THE REQUEST: Every line below is to be copied exactly, with the pictures left out.

— START OF MATERIAL SHOWN —

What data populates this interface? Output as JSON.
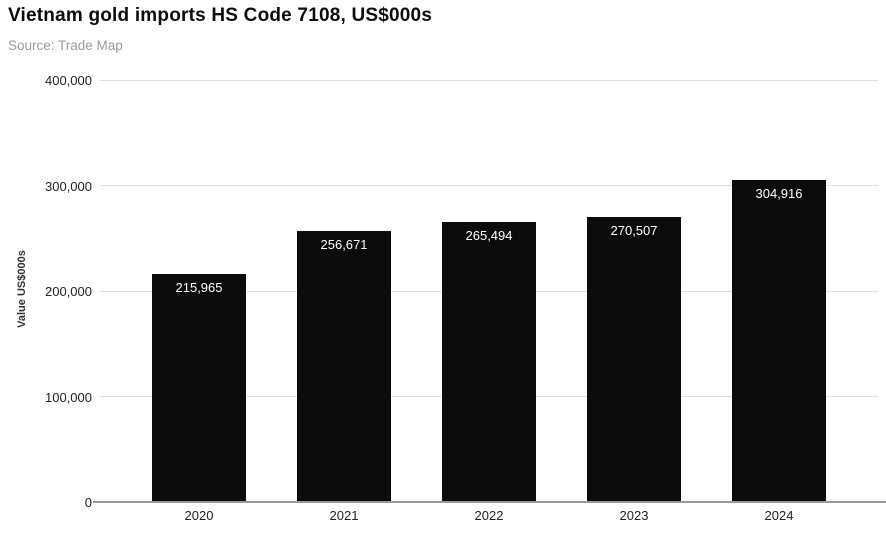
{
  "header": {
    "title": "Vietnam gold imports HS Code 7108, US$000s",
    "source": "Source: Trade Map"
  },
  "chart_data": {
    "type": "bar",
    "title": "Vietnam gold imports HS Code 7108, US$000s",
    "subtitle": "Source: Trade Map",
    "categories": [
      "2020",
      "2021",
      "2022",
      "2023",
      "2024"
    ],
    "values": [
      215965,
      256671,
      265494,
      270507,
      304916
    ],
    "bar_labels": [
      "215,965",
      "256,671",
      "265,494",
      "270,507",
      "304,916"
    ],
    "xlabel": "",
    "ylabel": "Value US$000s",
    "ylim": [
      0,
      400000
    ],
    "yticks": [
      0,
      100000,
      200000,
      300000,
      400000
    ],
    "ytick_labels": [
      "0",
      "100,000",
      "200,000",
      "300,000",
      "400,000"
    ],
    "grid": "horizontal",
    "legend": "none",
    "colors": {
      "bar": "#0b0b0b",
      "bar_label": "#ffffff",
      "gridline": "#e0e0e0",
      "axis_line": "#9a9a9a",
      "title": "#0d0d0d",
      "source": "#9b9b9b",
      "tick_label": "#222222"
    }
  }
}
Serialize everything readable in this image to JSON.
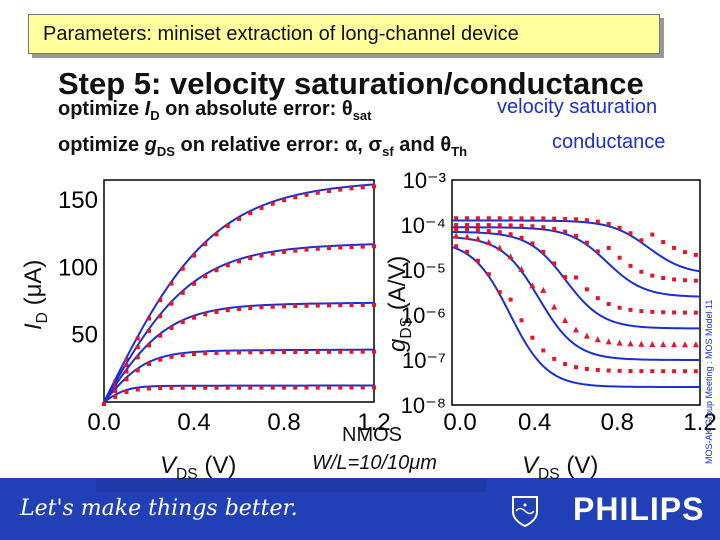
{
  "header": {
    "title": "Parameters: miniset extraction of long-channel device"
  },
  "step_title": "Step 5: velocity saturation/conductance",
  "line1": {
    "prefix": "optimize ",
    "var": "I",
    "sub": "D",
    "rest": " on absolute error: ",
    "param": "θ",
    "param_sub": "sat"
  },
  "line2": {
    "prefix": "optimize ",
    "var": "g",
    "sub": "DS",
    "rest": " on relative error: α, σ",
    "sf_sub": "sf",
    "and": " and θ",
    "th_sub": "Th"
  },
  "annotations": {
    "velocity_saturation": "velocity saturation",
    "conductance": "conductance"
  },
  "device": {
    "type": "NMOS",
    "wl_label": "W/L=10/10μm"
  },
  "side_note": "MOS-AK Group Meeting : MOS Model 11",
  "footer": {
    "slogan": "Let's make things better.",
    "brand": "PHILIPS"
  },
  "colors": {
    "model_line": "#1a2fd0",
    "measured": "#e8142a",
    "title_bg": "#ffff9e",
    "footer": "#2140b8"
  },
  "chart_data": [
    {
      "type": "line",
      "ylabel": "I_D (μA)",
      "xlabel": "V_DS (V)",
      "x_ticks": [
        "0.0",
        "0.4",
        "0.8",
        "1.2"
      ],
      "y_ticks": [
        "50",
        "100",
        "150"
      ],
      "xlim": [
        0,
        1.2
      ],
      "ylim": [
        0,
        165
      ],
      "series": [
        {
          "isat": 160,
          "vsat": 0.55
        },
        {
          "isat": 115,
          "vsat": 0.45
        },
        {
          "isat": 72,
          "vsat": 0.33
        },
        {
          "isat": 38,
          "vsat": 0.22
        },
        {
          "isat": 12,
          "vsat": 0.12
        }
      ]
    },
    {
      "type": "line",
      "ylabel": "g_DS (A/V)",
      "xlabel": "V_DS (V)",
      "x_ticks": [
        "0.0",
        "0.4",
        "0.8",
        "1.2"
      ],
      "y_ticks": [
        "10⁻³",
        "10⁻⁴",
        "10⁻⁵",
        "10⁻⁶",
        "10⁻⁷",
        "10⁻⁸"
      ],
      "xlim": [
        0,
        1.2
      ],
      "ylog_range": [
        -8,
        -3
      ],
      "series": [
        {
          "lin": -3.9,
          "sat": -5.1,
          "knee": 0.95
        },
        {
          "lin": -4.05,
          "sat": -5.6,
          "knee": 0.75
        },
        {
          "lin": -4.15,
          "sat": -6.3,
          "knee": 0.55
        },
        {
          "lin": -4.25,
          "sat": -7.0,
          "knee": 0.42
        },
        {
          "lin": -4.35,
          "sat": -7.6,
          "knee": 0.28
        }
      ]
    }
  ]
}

— END OF MATERIAL SHOWN —

RESULT:
What data populates this interface? Output as JSON.
{
  "header": {
    "title": "Vietnam gold imports HS Code 7108, US$000s",
    "source": "Source: Trade Map"
  },
  "chart_data": {
    "type": "bar",
    "title": "Vietnam gold imports HS Code 7108, US$000s",
    "subtitle": "Source: Trade Map",
    "categories": [
      "2020",
      "2021",
      "2022",
      "2023",
      "2024"
    ],
    "values": [
      215965,
      256671,
      265494,
      270507,
      304916
    ],
    "bar_labels": [
      "215,965",
      "256,671",
      "265,494",
      "270,507",
      "304,916"
    ],
    "xlabel": "",
    "ylabel": "Value US$000s",
    "ylim": [
      0,
      400000
    ],
    "yticks": [
      0,
      100000,
      200000,
      300000,
      400000
    ],
    "ytick_labels": [
      "0",
      "100,000",
      "200,000",
      "300,000",
      "400,000"
    ],
    "grid": "horizontal",
    "legend": "none",
    "colors": {
      "bar": "#0b0b0b",
      "bar_label": "#ffffff",
      "gridline": "#e0e0e0",
      "axis_line": "#9a9a9a",
      "title": "#0d0d0d",
      "source": "#9b9b9b",
      "tick_label": "#222222"
    }
  }
}
Serialize everything readable in this image to JSON.
{
  "header": {
    "title": "Parameters: miniset extraction of long-channel device"
  },
  "step_title": "Step 5: velocity saturation/conductance",
  "line1": {
    "prefix": "optimize ",
    "var": "I",
    "sub": "D",
    "rest": " on absolute error: ",
    "param": "θ",
    "param_sub": "sat"
  },
  "line2": {
    "prefix": "optimize ",
    "var": "g",
    "sub": "DS",
    "rest": " on relative error: α, σ",
    "sf_sub": "sf",
    "and": " and θ",
    "th_sub": "Th"
  },
  "annotations": {
    "velocity_saturation": "velocity saturation",
    "conductance": "conductance"
  },
  "device": {
    "type": "NMOS",
    "wl_label": "W/L=10/10μm"
  },
  "side_note": "MOS-AK Group Meeting : MOS Model 11",
  "footer": {
    "slogan": "Let's make things better.",
    "brand": "PHILIPS"
  },
  "colors": {
    "model_line": "#1a2fd0",
    "measured": "#e8142a",
    "title_bg": "#ffff9e",
    "footer": "#2140b8"
  },
  "chart_data": [
    {
      "type": "line",
      "ylabel": "I_D (μA)",
      "xlabel": "V_DS (V)",
      "x_ticks": [
        "0.0",
        "0.4",
        "0.8",
        "1.2"
      ],
      "y_ticks": [
        "50",
        "100",
        "150"
      ],
      "xlim": [
        0,
        1.2
      ],
      "ylim": [
        0,
        165
      ],
      "series": [
        {
          "isat": 160,
          "vsat": 0.55
        },
        {
          "isat": 115,
          "vsat": 0.45
        },
        {
          "isat": 72,
          "vsat": 0.33
        },
        {
          "isat": 38,
          "vsat": 0.22
        },
        {
          "isat": 12,
          "vsat": 0.12
        }
      ]
    },
    {
      "type": "line",
      "ylabel": "g_DS (A/V)",
      "xlabel": "V_DS (V)",
      "x_ticks": [
        "0.0",
        "0.4",
        "0.8",
        "1.2"
      ],
      "y_ticks": [
        "10⁻³",
        "10⁻⁴",
        "10⁻⁵",
        "10⁻⁶",
        "10⁻⁷",
        "10⁻⁸"
      ],
      "xlim": [
        0,
        1.2
      ],
      "ylog_range": [
        -8,
        -3
      ],
      "series": [
        {
          "lin": -3.9,
          "sat": -5.1,
          "knee": 0.95
        },
        {
          "lin": -4.05,
          "sat": -5.6,
          "knee": 0.75
        },
        {
          "lin": -4.15,
          "sat": -6.3,
          "knee": 0.55
        },
        {
          "lin": -4.25,
          "sat": -7.0,
          "knee": 0.42
        },
        {
          "lin": -4.35,
          "sat": -7.6,
          "knee": 0.28
        }
      ]
    }
  ]
}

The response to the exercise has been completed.